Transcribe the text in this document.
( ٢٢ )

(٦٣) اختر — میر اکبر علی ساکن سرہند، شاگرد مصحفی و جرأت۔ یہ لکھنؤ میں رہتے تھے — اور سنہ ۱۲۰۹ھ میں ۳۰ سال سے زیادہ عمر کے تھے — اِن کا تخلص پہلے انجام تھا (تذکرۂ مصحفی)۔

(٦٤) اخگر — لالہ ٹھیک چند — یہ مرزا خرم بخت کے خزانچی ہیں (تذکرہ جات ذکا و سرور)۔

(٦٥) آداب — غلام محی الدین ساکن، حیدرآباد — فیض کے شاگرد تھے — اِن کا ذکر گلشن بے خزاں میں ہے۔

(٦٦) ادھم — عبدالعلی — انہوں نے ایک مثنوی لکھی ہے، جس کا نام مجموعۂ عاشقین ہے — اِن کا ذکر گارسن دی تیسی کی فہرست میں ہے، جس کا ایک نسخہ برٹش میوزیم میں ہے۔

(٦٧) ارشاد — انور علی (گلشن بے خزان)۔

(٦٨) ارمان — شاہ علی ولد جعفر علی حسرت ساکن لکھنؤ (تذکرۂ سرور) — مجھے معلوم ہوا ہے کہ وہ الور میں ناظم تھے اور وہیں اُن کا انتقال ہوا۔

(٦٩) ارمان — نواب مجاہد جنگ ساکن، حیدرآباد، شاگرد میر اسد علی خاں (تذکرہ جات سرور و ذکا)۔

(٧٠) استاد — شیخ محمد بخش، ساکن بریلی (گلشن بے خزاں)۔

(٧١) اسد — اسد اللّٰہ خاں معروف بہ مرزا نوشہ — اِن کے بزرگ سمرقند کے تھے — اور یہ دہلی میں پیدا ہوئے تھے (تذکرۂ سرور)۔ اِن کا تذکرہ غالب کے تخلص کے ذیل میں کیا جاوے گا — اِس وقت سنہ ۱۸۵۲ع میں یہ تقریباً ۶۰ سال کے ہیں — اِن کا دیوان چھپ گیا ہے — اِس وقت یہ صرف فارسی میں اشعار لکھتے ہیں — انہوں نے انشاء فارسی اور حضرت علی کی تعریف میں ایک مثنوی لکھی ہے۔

----

Task details
Lines from the records above that hold "سرور" are the ones to list.

Output
(٦٤) اخگر — لالہ ٹھیک چند — یہ مرزا خرم بخت کے خزانچی ہیں (تذکرہ جات ذکا و سرور)۔
(٦٨) ارمان — شاہ علی ولد جعفر علی حسرت ساکن لکھنؤ (تذکرۂ سرور) — مجھے معلوم ہوا ہے کہ وہ الور میں ناظم تھے اور وہیں اُن کا انتقال ہوا۔
(٦٩) ارمان — نواب مجاہد جنگ ساکن، حیدرآباد، شاگرد میر اسد علی خاں (تذکرہ جات سرور و ذکا)۔
(٧١) اسد — اسد اللّٰہ خاں معروف بہ مرزا نوشہ — اِن کے بزرگ سمرقند کے تھے — اور یہ دہلی میں پیدا ہوئے تھے (تذکرۂ سرور)۔ اِن کا تذکرہ غالب کے تخلص کے ذیل میں کیا جاوے گا — اِس وقت سنہ ۱۸۵۲ع میں یہ تقریباً ۶۰ سال کے ہیں — اِن کا دیوان چھپ گیا ہے — اِس وقت یہ صرف فارسی میں اشعار لکھتے ہیں — انہوں نے انشاء فارسی اور حضرت علی کی تعریف میں ایک مثنوی لکھی ہے۔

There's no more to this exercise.